* [Material shown]:
------------------------------

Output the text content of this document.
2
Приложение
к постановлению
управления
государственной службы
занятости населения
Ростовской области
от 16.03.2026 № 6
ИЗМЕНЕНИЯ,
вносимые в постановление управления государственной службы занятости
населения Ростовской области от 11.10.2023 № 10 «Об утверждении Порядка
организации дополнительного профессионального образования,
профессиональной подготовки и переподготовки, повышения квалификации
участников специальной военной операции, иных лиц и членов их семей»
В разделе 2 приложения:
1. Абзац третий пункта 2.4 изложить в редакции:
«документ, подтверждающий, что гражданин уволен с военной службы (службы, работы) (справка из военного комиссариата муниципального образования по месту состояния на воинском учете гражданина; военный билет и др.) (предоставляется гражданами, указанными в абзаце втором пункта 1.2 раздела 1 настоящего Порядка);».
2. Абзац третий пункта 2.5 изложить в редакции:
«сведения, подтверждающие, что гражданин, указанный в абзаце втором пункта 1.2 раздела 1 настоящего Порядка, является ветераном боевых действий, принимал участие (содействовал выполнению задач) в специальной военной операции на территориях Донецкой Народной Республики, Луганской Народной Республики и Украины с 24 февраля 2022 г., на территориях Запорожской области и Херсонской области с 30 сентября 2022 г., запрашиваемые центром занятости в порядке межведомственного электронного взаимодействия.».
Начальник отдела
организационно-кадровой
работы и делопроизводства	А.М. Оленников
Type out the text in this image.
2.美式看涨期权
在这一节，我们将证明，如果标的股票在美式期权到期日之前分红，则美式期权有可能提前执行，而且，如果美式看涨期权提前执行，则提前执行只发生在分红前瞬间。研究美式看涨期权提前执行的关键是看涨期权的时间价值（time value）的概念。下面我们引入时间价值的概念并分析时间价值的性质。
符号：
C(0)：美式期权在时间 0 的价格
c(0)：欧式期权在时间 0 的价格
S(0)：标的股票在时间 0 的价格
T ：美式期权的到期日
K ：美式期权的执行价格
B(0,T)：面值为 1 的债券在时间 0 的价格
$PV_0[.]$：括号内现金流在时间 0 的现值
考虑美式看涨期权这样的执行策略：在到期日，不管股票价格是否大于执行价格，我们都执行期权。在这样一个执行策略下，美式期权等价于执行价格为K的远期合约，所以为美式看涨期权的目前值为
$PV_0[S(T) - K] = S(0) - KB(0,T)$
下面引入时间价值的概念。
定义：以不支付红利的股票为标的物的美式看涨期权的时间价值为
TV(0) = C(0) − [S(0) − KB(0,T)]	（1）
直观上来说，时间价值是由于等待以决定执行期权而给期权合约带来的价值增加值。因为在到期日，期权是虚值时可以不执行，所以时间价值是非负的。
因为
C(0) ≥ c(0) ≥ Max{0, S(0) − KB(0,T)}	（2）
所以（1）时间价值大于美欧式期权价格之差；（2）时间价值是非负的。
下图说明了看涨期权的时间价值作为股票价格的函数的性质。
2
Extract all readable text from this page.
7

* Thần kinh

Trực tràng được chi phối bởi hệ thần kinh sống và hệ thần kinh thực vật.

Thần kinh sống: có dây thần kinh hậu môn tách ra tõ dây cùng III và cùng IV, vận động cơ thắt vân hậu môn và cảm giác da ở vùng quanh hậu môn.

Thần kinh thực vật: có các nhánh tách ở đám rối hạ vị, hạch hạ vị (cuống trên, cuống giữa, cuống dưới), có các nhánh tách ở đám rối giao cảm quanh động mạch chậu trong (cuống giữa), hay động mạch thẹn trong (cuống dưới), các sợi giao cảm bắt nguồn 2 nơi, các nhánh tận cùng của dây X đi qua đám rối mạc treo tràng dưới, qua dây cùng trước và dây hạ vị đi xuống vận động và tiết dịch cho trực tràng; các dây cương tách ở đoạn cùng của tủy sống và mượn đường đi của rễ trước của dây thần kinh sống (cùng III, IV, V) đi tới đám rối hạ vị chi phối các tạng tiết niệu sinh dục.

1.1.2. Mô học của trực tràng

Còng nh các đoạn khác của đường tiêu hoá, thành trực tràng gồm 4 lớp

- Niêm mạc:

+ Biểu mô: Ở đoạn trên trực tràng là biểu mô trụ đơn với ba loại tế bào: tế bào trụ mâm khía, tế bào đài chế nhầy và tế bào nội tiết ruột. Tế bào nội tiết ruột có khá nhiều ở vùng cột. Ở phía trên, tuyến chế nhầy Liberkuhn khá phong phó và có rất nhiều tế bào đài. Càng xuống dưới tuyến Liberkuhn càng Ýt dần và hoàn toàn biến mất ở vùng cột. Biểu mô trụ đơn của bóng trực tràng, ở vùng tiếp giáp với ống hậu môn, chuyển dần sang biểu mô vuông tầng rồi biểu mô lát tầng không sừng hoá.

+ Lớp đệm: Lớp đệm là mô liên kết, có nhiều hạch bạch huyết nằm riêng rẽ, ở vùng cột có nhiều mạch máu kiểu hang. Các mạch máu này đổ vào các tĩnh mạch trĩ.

------------------------------

Reproduce the full listing exactly.

Output the text content of this document.
2
Приложение
к постановлению
управления
государственной службы
занятости населения
Ростовской области
от 16.03.2026 № 6
ИЗМЕНЕНИЯ,
вносимые в постановление управления государственной службы занятости
населения Ростовской области от 11.10.2023 № 10 «Об утверждении Порядка
организации дополнительного профессионального образования,
профессиональной подготовки и переподготовки, повышения квалификации
участников специальной военной операции, иных лиц и членов их семей»
В разделе 2 приложения:
1. Абзац третий пункта 2.4 изложить в редакции:
«документ, подтверждающий, что гражданин уволен с военной службы (службы, работы) (справка из военного комиссариата муниципального образования по месту состояния на воинском учете гражданина; военный билет и др.) (предоставляется гражданами, указанными в абзаце втором пункта 1.2 раздела 1 настоящего Порядка);».
2. Абзац третий пункта 2.5 изложить в редакции:
«сведения, подтверждающие, что гражданин, указанный в абзаце втором пункта 1.2 раздела 1 настоящего Порядка, является ветераном боевых действий, принимал участие (содействовал выполнению задач) в специальной военной операции на территориях Донецкой Народной Республики, Луганской Народной Республики и Украины с 24 февраля 2022 г., на территориях Запорожской области и Херсонской области с 30 сентября 2022 г., запрашиваемые центром занятости в порядке межведомственного электронного взаимодействия.».
Начальник отдела
организационно-кадровой
работы и делопроизводства	А.М. Оленников
Type out the text in this image.
2.美式看涨期权
在这一节，我们将证明，如果标的股票在美式期权到期日之前分红，则美式期权有可能提前执行，而且，如果美式看涨期权提前执行，则提前执行只发生在分红前瞬间。研究美式看涨期权提前执行的关键是看涨期权的时间价值（time value）的概念。下面我们引入时间价值的概念并分析时间价值的性质。
符号：
C(0)：美式期权在时间 0 的价格
c(0)：欧式期权在时间 0 的价格
S(0)：标的股票在时间 0 的价格
T ：美式期权的到期日
K ：美式期权的执行价格
B(0,T)：面值为 1 的债券在时间 0 的价格
$PV_0[.]$：括号内现金流在时间 0 的现值
考虑美式看涨期权这样的执行策略：在到期日，不管股票价格是否大于执行价格，我们都执行期权。在这样一个执行策略下，美式期权等价于执行价格为K的远期合约，所以为美式看涨期权的目前值为
$PV_0[S(T) - K] = S(0) - KB(0,T)$
下面引入时间价值的概念。
定义：以不支付红利的股票为标的物的美式看涨期权的时间价值为
TV(0) = C(0) − [S(0) − KB(0,T)]	（1）
直观上来说，时间价值是由于等待以决定执行期权而给期权合约带来的价值增加值。因为在到期日，期权是虚值时可以不执行，所以时间价值是非负的。
因为
C(0) ≥ c(0) ≥ Max{0, S(0) − KB(0,T)}	（2）
所以（1）时间价值大于美欧式期权价格之差；（2）时间价值是非负的。
下图说明了看涨期权的时间价值作为股票价格的函数的性质。
2
Extract all readable text from this page.
7

* Thần kinh

Trực tràng được chi phối bởi hệ thần kinh sống và hệ thần kinh thực vật.

Thần kinh sống: có dây thần kinh hậu môn tách ra tõ dây cùng III và cùng IV, vận động cơ thắt vân hậu môn và cảm giác da ở vùng quanh hậu môn.

Thần kinh thực vật: có các nhánh tách ở đám rối hạ vị, hạch hạ vị (cuống trên, cuống giữa, cuống dưới), có các nhánh tách ở đám rối giao cảm quanh động mạch chậu trong (cuống giữa), hay động mạch thẹn trong (cuống dưới), các sợi giao cảm bắt nguồn 2 nơi, các nhánh tận cùng của dây X đi qua đám rối mạc treo tràng dưới, qua dây cùng trước và dây hạ vị đi xuống vận động và tiết dịch cho trực tràng; các dây cương tách ở đoạn cùng của tủy sống và mượn đường đi của rễ trước của dây thần kinh sống (cùng III, IV, V) đi tới đám rối hạ vị chi phối các tạng tiết niệu sinh dục.

1.1.2. Mô học của trực tràng

Còng nh các đoạn khác của đường tiêu hoá, thành trực tràng gồm 4 lớp

- Niêm mạc:

+ Biểu mô: Ở đoạn trên trực tràng là biểu mô trụ đơn với ba loại tế bào: tế bào trụ mâm khía, tế bào đài chế nhầy và tế bào nội tiết ruột. Tế bào nội tiết ruột có khá nhiều ở vùng cột. Ở phía trên, tuyến chế nhầy Liberkuhn khá phong phó và có rất nhiều tế bào đài. Càng xuống dưới tuyến Liberkuhn càng Ýt dần và hoàn toàn biến mất ở vùng cột. Biểu mô trụ đơn của bóng trực tràng, ở vùng tiếp giáp với ống hậu môn, chuyển dần sang biểu mô vuông tầng rồi biểu mô lát tầng không sừng hoá.

+ Lớp đệm: Lớp đệm là mô liên kết, có nhiều hạch bạch huyết nằm riêng rẽ, ở vùng cột có nhiều mạch máu kiểu hang. Các mạch máu này đổ vào các tĩnh mạch trĩ.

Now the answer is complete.